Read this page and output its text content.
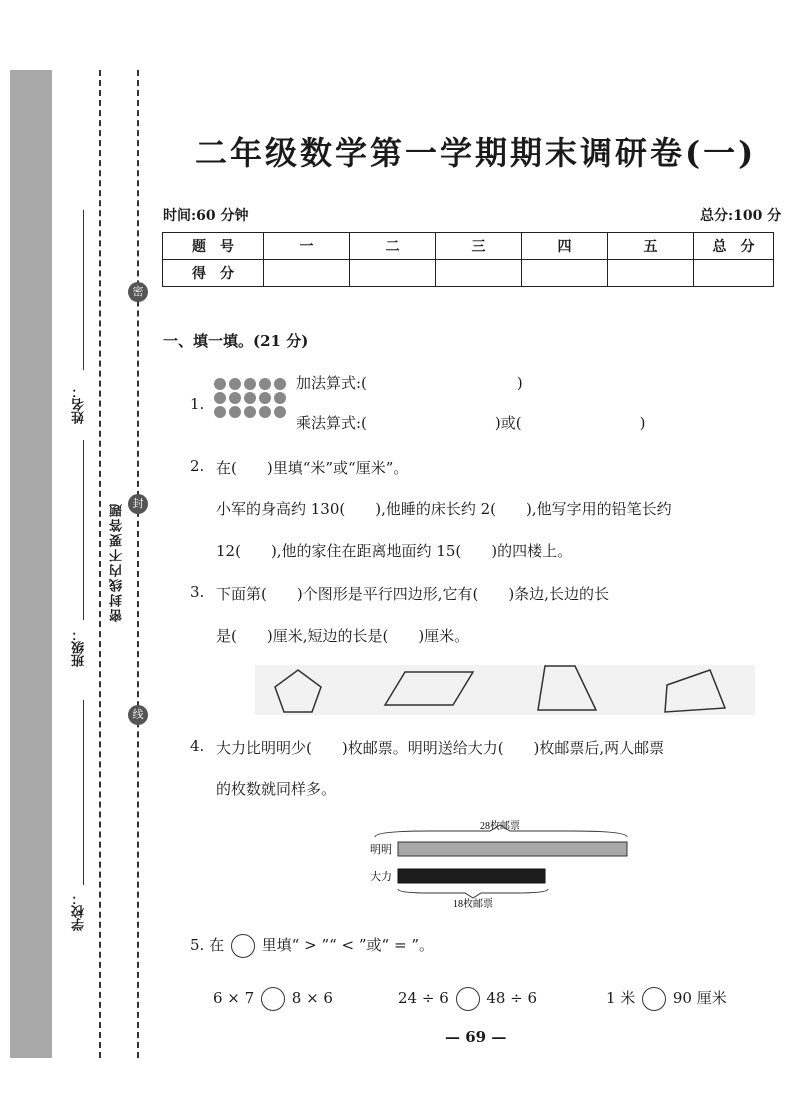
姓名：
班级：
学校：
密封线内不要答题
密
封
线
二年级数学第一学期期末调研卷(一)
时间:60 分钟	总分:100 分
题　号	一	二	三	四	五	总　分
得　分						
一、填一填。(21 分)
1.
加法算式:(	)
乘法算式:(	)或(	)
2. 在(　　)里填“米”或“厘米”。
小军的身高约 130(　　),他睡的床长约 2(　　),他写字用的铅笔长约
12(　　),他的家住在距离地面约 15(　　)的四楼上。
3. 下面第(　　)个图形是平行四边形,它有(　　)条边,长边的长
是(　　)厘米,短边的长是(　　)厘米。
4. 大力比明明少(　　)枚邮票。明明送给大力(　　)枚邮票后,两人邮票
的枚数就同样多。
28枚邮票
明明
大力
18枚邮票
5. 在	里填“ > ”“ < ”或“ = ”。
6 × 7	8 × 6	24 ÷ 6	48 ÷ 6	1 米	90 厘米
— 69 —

________

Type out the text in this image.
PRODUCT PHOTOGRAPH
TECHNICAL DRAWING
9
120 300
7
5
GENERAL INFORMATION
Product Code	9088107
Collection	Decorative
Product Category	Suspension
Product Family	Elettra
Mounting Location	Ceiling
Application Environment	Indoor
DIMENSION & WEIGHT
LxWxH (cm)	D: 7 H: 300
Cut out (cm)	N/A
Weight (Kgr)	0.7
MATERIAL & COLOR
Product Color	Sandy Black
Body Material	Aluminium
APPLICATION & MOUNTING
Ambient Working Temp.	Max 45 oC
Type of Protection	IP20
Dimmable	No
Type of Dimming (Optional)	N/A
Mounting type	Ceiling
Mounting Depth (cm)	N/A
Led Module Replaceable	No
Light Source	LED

________

In the listing above, find the lines holding the word "Ceiling" and copy them.

__FINAL RESULT__:
Mounting Location	Ceiling
Mounting type	Ceiling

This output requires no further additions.